Whenever a line contains the string "Waren", copy it out of the entries.

RECORDS TO PROCESS:

"""

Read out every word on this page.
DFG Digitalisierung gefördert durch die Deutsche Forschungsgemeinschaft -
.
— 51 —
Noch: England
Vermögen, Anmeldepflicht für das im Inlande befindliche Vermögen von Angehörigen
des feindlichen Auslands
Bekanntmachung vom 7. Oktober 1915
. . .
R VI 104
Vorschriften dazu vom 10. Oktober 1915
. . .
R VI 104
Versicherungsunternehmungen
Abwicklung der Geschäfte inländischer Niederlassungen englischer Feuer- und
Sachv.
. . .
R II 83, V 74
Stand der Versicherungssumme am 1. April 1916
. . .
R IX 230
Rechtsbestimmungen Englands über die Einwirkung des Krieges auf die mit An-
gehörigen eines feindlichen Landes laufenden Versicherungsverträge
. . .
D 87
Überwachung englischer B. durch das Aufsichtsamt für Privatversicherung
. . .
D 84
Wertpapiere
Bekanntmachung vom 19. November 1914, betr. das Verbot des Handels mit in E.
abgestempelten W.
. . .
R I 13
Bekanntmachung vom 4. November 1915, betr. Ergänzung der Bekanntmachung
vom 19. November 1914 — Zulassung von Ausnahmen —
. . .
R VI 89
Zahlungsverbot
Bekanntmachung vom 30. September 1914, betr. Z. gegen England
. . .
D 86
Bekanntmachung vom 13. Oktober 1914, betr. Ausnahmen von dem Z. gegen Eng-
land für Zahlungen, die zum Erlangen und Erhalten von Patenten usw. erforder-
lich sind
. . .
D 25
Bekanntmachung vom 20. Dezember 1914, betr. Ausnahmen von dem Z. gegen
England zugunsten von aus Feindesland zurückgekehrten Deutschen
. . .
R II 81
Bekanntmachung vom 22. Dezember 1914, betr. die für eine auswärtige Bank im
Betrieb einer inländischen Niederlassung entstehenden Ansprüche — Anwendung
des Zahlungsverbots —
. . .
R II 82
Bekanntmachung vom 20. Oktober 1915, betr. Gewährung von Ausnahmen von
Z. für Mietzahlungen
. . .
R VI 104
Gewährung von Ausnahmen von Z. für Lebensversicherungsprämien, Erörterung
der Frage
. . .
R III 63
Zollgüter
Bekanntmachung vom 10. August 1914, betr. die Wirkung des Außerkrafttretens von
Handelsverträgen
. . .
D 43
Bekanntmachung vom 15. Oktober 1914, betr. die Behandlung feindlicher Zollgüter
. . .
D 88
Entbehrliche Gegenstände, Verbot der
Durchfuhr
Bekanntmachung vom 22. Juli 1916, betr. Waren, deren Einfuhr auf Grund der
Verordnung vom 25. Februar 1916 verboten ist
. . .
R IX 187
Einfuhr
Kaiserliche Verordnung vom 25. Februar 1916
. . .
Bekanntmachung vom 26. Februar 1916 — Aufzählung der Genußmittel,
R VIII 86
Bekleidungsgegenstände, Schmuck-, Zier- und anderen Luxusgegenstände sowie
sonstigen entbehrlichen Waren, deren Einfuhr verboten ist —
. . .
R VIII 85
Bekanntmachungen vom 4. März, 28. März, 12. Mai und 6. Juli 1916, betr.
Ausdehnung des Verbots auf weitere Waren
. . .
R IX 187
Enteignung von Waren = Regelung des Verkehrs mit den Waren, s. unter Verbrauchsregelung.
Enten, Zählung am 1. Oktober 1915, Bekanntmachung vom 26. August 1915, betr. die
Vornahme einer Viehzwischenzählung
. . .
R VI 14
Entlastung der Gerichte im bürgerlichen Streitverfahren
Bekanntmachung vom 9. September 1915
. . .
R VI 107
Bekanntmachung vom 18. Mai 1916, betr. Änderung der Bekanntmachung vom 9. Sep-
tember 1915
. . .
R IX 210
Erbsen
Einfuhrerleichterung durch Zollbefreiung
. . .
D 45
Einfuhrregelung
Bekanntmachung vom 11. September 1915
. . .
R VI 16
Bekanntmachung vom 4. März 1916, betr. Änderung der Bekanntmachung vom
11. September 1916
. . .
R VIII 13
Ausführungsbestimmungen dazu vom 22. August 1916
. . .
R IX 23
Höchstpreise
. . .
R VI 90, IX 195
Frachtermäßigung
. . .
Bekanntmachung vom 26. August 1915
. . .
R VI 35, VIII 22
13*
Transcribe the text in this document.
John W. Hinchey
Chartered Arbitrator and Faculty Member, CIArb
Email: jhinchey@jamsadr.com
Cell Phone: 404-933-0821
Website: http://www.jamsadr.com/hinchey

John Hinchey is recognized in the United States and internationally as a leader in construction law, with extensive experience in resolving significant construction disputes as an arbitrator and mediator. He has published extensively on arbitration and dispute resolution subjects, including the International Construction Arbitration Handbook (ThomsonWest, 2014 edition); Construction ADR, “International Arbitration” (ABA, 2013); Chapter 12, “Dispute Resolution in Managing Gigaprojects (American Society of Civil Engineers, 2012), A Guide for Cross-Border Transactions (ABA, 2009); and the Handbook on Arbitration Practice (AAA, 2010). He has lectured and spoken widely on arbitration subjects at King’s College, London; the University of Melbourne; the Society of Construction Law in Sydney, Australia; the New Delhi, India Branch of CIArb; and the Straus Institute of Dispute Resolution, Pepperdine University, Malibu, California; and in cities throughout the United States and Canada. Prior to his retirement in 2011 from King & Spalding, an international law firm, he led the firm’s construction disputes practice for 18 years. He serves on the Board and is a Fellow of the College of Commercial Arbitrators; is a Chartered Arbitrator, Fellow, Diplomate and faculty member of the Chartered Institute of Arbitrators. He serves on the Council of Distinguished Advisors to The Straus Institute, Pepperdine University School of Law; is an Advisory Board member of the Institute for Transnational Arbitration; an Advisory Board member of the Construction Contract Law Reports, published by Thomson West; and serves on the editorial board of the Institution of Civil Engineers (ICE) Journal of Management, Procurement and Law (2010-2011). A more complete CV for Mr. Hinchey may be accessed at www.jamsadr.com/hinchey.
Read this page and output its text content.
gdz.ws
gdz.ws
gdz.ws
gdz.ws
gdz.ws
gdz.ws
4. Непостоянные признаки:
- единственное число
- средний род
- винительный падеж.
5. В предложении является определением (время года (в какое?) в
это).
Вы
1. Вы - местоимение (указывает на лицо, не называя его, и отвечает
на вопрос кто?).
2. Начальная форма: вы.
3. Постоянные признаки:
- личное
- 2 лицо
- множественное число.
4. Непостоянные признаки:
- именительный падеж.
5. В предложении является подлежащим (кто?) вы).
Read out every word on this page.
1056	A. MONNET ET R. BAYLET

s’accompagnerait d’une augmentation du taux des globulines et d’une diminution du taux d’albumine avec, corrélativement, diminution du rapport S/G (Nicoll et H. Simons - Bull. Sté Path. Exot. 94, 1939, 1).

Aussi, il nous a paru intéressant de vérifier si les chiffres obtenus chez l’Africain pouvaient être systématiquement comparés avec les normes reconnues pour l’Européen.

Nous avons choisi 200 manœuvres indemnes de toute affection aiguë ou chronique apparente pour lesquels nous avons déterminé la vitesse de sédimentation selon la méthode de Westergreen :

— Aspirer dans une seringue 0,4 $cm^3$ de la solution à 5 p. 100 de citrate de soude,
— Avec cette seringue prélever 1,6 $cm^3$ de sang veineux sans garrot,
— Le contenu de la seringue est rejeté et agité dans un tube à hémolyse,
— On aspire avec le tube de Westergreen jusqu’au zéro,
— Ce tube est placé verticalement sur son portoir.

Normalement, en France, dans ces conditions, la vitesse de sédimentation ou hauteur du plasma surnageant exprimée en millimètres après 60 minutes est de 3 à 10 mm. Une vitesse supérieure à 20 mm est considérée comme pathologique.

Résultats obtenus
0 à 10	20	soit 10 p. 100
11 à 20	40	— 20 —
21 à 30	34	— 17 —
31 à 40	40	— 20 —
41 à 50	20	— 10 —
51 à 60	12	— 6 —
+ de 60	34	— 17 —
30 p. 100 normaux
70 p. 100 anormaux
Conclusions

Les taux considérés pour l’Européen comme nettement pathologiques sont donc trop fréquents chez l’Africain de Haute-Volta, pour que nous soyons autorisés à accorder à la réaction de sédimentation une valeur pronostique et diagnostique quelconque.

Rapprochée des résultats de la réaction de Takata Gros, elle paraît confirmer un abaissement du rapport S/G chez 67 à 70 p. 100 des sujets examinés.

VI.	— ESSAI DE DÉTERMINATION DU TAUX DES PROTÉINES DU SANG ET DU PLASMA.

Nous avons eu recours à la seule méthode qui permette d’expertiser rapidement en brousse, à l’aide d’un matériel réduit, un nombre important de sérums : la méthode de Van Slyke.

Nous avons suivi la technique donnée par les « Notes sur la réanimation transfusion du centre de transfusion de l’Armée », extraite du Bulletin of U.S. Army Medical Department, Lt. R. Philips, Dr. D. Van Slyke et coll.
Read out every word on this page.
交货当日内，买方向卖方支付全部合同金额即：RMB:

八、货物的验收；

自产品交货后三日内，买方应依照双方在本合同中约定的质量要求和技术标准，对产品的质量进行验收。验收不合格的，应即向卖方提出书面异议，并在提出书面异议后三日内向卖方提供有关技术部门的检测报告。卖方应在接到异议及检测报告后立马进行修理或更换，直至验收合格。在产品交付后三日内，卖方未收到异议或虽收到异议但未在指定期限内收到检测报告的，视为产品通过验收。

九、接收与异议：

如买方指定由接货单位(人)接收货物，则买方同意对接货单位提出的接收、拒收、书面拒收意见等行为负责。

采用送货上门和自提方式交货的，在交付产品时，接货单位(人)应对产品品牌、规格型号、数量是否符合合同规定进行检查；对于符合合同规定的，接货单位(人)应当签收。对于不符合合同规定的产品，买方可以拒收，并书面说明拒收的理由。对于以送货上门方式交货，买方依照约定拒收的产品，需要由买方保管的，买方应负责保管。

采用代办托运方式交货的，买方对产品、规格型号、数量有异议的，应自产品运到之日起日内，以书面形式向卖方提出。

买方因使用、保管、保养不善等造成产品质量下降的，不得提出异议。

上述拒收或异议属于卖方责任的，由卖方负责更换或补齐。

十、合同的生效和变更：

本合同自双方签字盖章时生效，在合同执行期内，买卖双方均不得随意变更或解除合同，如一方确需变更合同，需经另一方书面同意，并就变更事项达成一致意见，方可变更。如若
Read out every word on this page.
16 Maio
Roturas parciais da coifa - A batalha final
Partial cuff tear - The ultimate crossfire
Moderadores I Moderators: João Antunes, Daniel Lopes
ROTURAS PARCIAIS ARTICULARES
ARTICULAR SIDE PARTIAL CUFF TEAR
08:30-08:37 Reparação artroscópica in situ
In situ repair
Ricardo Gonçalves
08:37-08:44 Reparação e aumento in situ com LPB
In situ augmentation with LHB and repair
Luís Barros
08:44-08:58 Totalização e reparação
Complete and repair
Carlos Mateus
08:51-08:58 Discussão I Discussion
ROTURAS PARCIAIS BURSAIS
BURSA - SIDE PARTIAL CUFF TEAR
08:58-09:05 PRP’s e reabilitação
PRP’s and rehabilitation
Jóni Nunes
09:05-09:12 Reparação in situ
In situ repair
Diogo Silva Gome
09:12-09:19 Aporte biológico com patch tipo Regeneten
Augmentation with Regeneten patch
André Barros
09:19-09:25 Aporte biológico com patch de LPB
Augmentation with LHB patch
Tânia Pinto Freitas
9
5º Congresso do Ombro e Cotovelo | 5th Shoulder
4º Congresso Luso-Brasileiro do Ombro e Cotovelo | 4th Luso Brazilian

"""

SOLUTION:
Bekanntmachung vom 22. Juli 1916, betr. Waren, deren Einfuhr auf Grund der
sonstigen entbehrlichen Waren, deren Einfuhr verboten ist —
Ausdehnung des Verbots auf weitere Waren
Enteignung von Waren = Regelung des Verkehrs mit den Waren, s. unter Verbrauchsregelung.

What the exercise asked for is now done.